** start of Provided records **
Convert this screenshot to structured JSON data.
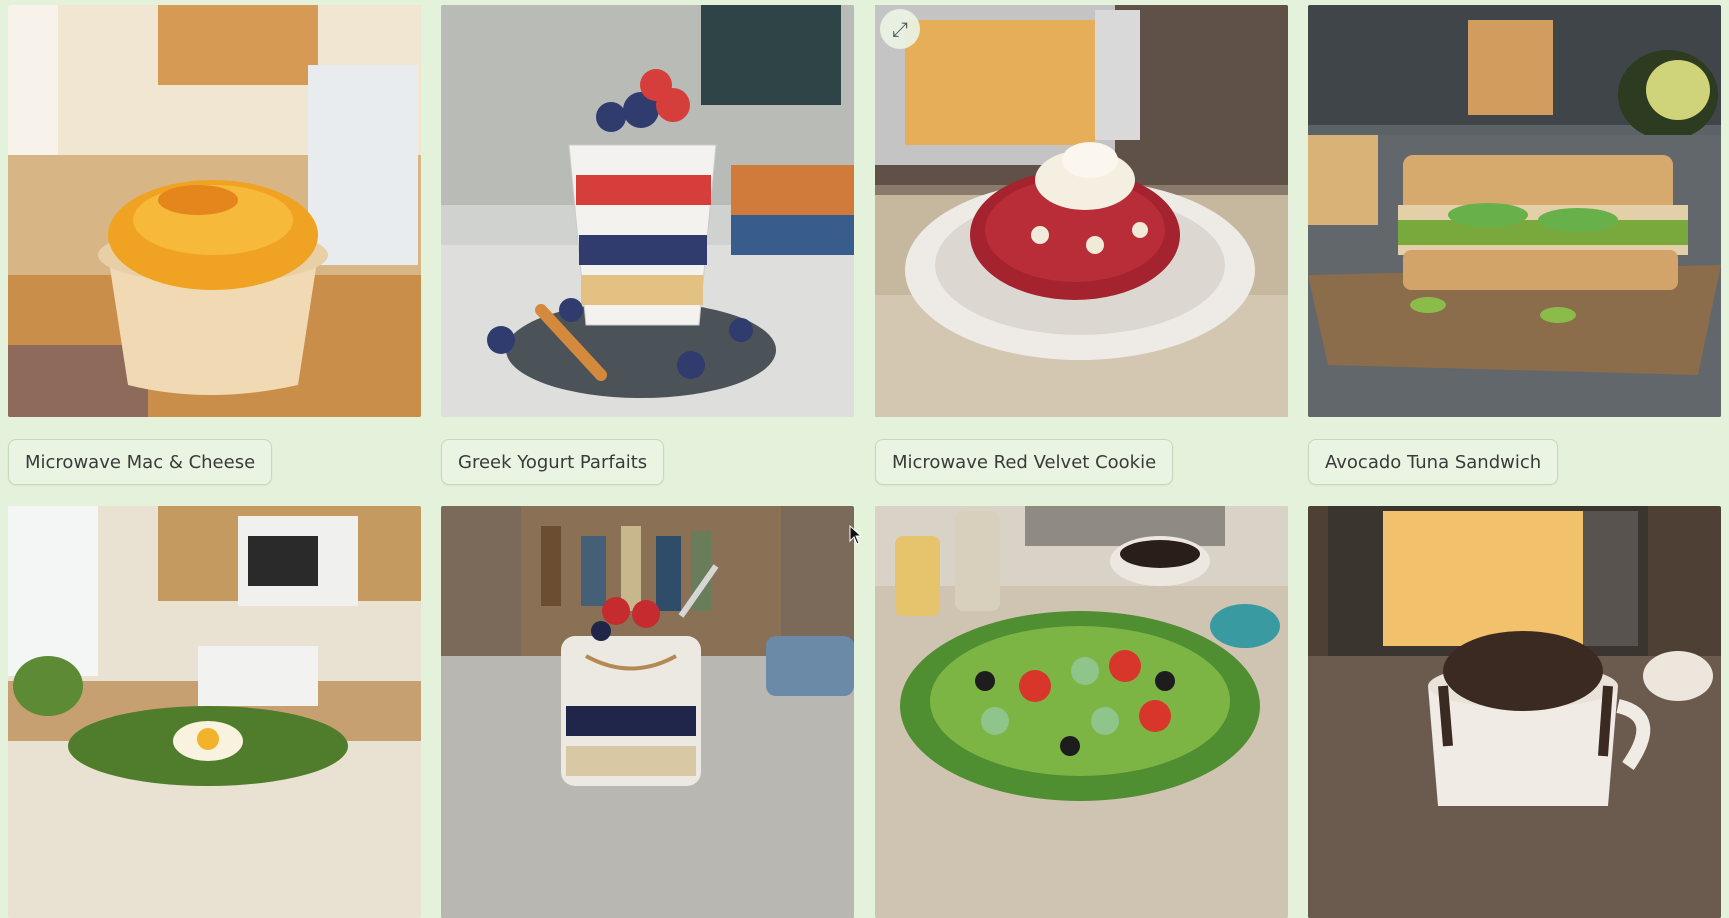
{
  "recipes": [
    {
      "name": "Microwave Mac & Cheese",
      "image_alt": "Bowl of mac and cheese in dorm kitchen"
    },
    {
      "name": "Greek Yogurt Parfaits",
      "image_alt": "Layered yogurt parfait with berries and granola"
    },
    {
      "name": "Microwave Red Velvet Cookie",
      "image_alt": "Red velvet cookie on plate near microwave"
    },
    {
      "name": "Avocado Tuna Sandwich",
      "image_alt": "Tuna avocado sandwich on cutting board"
    },
    {
      "name": "",
      "image_alt": "Egg and spinach bowl in kitchen"
    },
    {
      "name": "",
      "image_alt": "Overnight oats in jar with berries"
    },
    {
      "name": "",
      "image_alt": "Greek salad bowl"
    },
    {
      "name": "",
      "image_alt": "Chocolate mug cake near microwave"
    }
  ],
  "colors": {
    "background": "#e4f2dc",
    "label_bg": "#e9f4e3",
    "label_border": "#c6d8bd"
  },
  "icons": {
    "expand": "expand-icon",
    "cursor": "mouse-cursor-icon"
  }
}
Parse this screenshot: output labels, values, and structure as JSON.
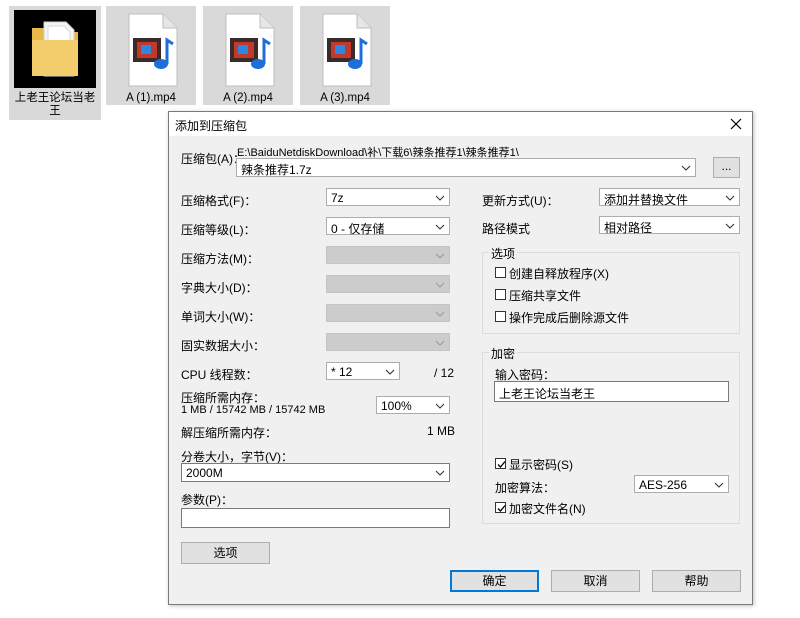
{
  "desktop": {
    "files": [
      {
        "name": "上老王论坛当老王",
        "type": "folder"
      },
      {
        "name": "A (1).mp4",
        "type": "video"
      },
      {
        "name": "A (2).mp4",
        "type": "video"
      },
      {
        "name": "A (3).mp4",
        "type": "video"
      }
    ]
  },
  "dialog": {
    "title": "添加到压缩包",
    "archive_label": "压缩包(A)：",
    "archive_path": "E:\\BaiduNetdiskDownload\\补\\下载6\\辣条推荐1\\辣条推荐1\\",
    "archive_name": "辣条推荐1.7z",
    "browse_label": "...",
    "left": {
      "format_label": "压缩格式(F)：",
      "format_value": "7z",
      "level_label": "压缩等级(L)：",
      "level_value": "0 - 仅存储",
      "method_label": "压缩方法(M)：",
      "dict_label": "字典大小(D)：",
      "word_label": "单词大小(W)：",
      "solid_label": "固实数据大小：",
      "cpu_label": "CPU 线程数：",
      "cpu_value": "* 12",
      "cpu_total": "/ 12",
      "mem_comp_label": "压缩所需内存：",
      "mem_comp_value": "1 MB / 15742 MB / 15742 MB",
      "mem_percent": "100%",
      "mem_decomp_label": "解压缩所需内存：",
      "mem_decomp_value": "1 MB",
      "split_label": "分卷大小，字节(V)：",
      "split_value": "2000M",
      "params_label": "参数(P)：",
      "params_value": "",
      "options_button": "选项"
    },
    "right": {
      "update_label": "更新方式(U)：",
      "update_value": "添加并替换文件",
      "path_label": "路径模式",
      "path_value": "相对路径",
      "options_group": "选项",
      "opt_sfx": "创建自释放程序(X)",
      "opt_sfx_checked": false,
      "opt_shared": "压缩共享文件",
      "opt_shared_checked": false,
      "opt_delete": "操作完成后删除源文件",
      "opt_delete_checked": false,
      "encrypt_group": "加密",
      "password_label": "输入密码：",
      "password_value": "上老王论坛当老王",
      "show_password": "显示密码(S)",
      "show_password_checked": true,
      "method_label": "加密算法：",
      "method_value": "AES-256",
      "encrypt_names": "加密文件名(N)",
      "encrypt_names_checked": true
    },
    "buttons": {
      "ok": "确定",
      "cancel": "取消",
      "help": "帮助"
    }
  }
}
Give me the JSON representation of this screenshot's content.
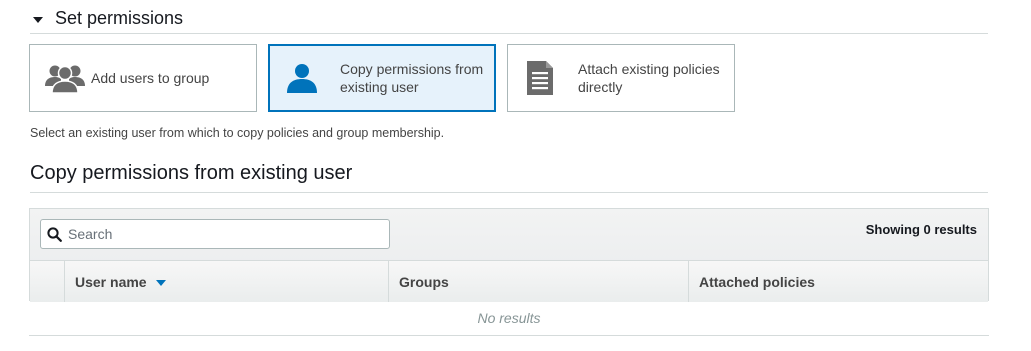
{
  "section": {
    "title": "Set permissions",
    "caret": "caret-down-icon"
  },
  "tiles": [
    {
      "label": "Add users to group",
      "icon": "user-group-icon",
      "selected": false
    },
    {
      "label": "Copy permissions from existing user",
      "icon": "user-icon",
      "selected": true
    },
    {
      "label": "Attach existing policies directly",
      "icon": "document-icon",
      "selected": false
    }
  ],
  "hint": "Select an existing user from which to copy policies and group membership.",
  "copy_section": {
    "title": "Copy permissions from existing user"
  },
  "table": {
    "search": {
      "placeholder": "Search",
      "value": "",
      "icon": "search-icon"
    },
    "showing_results": "Showing 0 results",
    "columns": [
      {
        "label": "User name",
        "sorted": "desc"
      },
      {
        "label": "Groups"
      },
      {
        "label": "Attached policies"
      }
    ],
    "empty_text": "No results"
  },
  "colors": {
    "accent": "#0073bb",
    "selected_bg": "#e6f2fb",
    "icon_gray": "#6b6b6b"
  }
}
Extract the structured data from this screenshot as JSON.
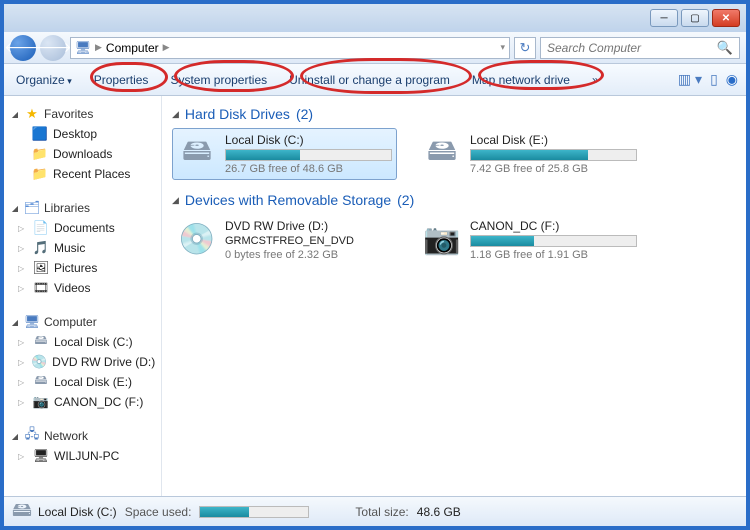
{
  "toolbar": {
    "organize": "Organize",
    "properties": "Properties",
    "system_properties": "System properties",
    "uninstall": "Uninstall or change a program",
    "map_drive": "Map network drive",
    "overflow": "»"
  },
  "address": {
    "root_icon": "🖥",
    "label": "Computer"
  },
  "search": {
    "placeholder": "Search Computer"
  },
  "sidebar": {
    "favorites": {
      "label": "Favorites",
      "items": [
        "Desktop",
        "Downloads",
        "Recent Places"
      ]
    },
    "libraries": {
      "label": "Libraries",
      "items": [
        "Documents",
        "Music",
        "Pictures",
        "Videos"
      ]
    },
    "computer": {
      "label": "Computer",
      "items": [
        "Local Disk (C:)",
        "DVD RW Drive (D:) G",
        "Local Disk (E:)",
        "CANON_DC (F:)"
      ]
    },
    "network": {
      "label": "Network",
      "items": [
        "WILJUN-PC"
      ]
    }
  },
  "groups": {
    "hdd": {
      "title": "Hard Disk Drives",
      "count": "(2)"
    },
    "removable": {
      "title": "Devices with Removable Storage",
      "count": "(2)"
    }
  },
  "drives": {
    "c": {
      "name": "Local Disk (C:)",
      "info": "26.7 GB free of 48.6 GB",
      "fill": 45
    },
    "e": {
      "name": "Local Disk (E:)",
      "info": "7.42 GB free of 25.8 GB",
      "fill": 71
    },
    "d": {
      "name": "DVD RW Drive (D:)",
      "sub": "GRMCSTFREO_EN_DVD",
      "info": "0 bytes free of 2.32 GB"
    },
    "f": {
      "name": "CANON_DC (F:)",
      "info": "1.18 GB free of 1.91 GB",
      "fill": 38
    }
  },
  "status": {
    "name": "Local Disk (C:)",
    "space_label": "Space used:",
    "total_label": "Total size:",
    "total_value": "48.6 GB"
  }
}
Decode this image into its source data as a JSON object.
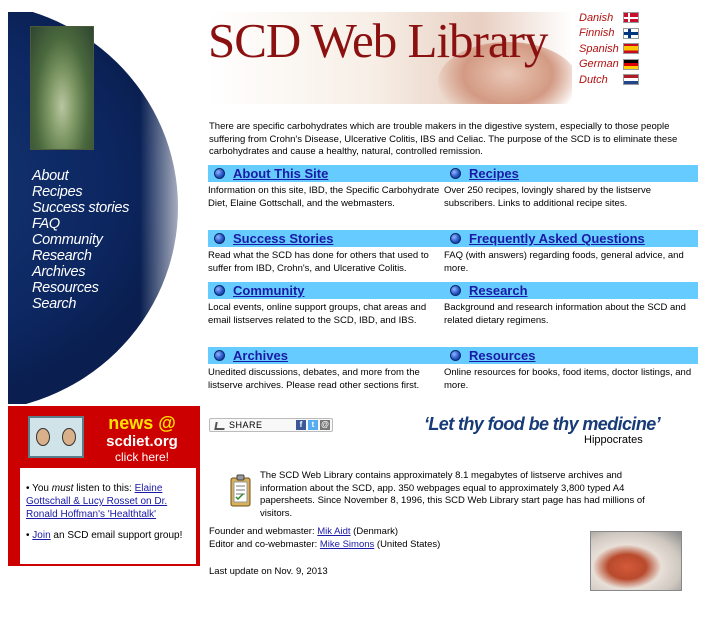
{
  "header": {
    "title": "SCD Web Library",
    "languages": [
      {
        "label": "Danish",
        "flag": "danish-flag-icon"
      },
      {
        "label": "Finnish",
        "flag": "finnish-flag-icon"
      },
      {
        "label": "Spanish",
        "flag": "spanish-flag-icon"
      },
      {
        "label": "German",
        "flag": "german-flag-icon"
      },
      {
        "label": "Dutch",
        "flag": "dutch-flag-icon"
      }
    ]
  },
  "nav": {
    "items": [
      "About",
      "Recipes",
      "Success stories",
      "FAQ",
      "Community",
      "Research",
      "Archives",
      "Resources",
      "Search"
    ]
  },
  "intro": "There are specific carbohydrates which are trouble makers in the digestive system, especially to those people suffering from Crohn's Disease, Ulcerative Colitis, IBS and Celiac. The purpose of the SCD is to eliminate these carbohydrates and cause a healthy, natural, controlled remission.",
  "sections": [
    {
      "title": "About This Site",
      "text": "Information on this site, IBD, the Specific Carbohydrate Diet, Elaine Gottschall, and the webmasters."
    },
    {
      "title": "Recipes",
      "text": "Over 250 recipes, lovingly shared by the listserve subscribers. Links to additional recipe sites."
    },
    {
      "title": "Success Stories",
      "text": "Read what the SCD has done for others that used to suffer from IBD, Crohn's, and Ulcerative Colitis."
    },
    {
      "title": "Frequently Asked Questions",
      "text": "FAQ (with answers) regarding foods, general advice, and more."
    },
    {
      "title": "Community",
      "text": "Local events, online support groups, chat areas and email listserves related to the SCD, IBD, and IBS."
    },
    {
      "title": "Research",
      "text": "Background and research information about the SCD and related dietary regimens."
    },
    {
      "title": "Archives",
      "text": "Unedited discussions, debates, and more from the listserve archives. Please read other sections first."
    },
    {
      "title": "Resources",
      "text": "Online resources for books, food items, doctor listings, and more."
    }
  ],
  "news": {
    "title": "news @",
    "site": "scdiet.org",
    "click": "click here!",
    "item1_prefix": "• You ",
    "item1_em": "must",
    "item1_mid": " listen to this: ",
    "item1_link": "Elaine Gottschall & Lucy Rosset on Dr. Ronald Hoffman's 'Healthtalk'",
    "item2_prefix": "• ",
    "item2_link": "Join",
    "item2_suffix": " an SCD email support group!"
  },
  "share": {
    "label": "SHARE"
  },
  "quote": {
    "text": "‘Let thy food be thy medicine’",
    "author": "Hippocrates"
  },
  "about": "The SCD Web Library contains approximately 8.1 megabytes of listserve archives and information about the SCD, app. 350 webpages equal to approximately 3,800 typed A4 papersheets. Since November 8, 1996, this SCD Web Library start page has had millions of visitors.",
  "credits": {
    "founder_label": "Founder and webmaster: ",
    "founder_name": "Mik Aidt",
    "founder_country": " (Denmark)",
    "editor_label": "Editor and co-webmaster: ",
    "editor_name": "Mike Simons",
    "editor_country": " (United States)",
    "updated": "Last update on Nov. 9, 2013"
  },
  "colors": {
    "bar": "#66ccff",
    "news_bg": "#cc0000",
    "title": "#8b1010",
    "nav_bg": "#0c2660",
    "link": "#1a1aa6"
  }
}
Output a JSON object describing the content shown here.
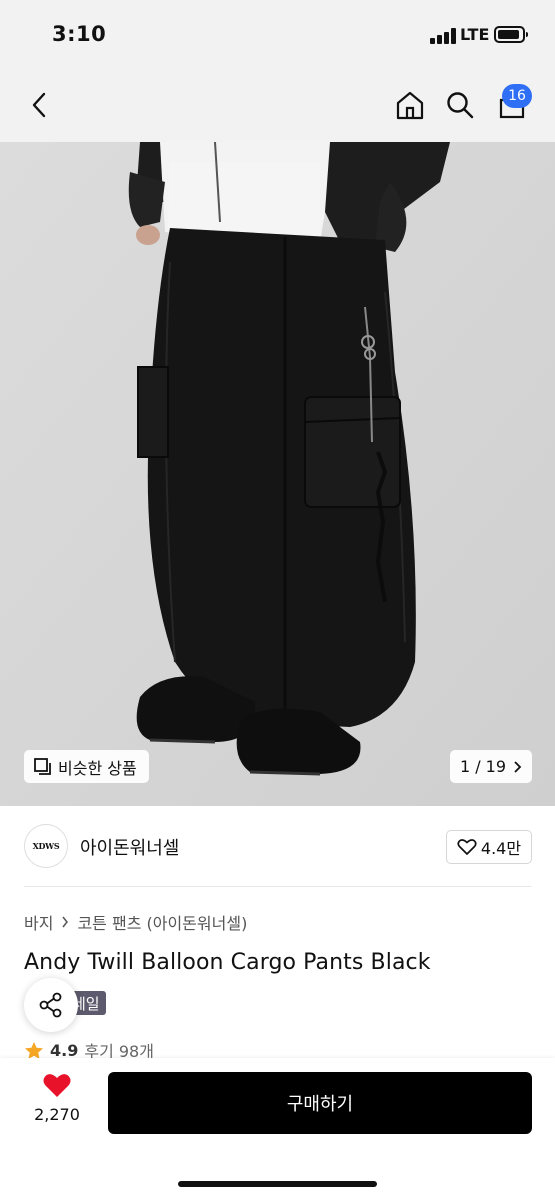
** end of Provided records **
Brief: Extract every line containing the string "Gottschall" from the material.

Written solution:
      "text": "Information on this site, IBD, the Specific Carbohydrate Diet, Elaine Gottschall, and the webmasters."
    "item1_link": "Elaine Gottschall & Lucy Rosset on Dr. Ronald Hoffman's 'Healthtalk'",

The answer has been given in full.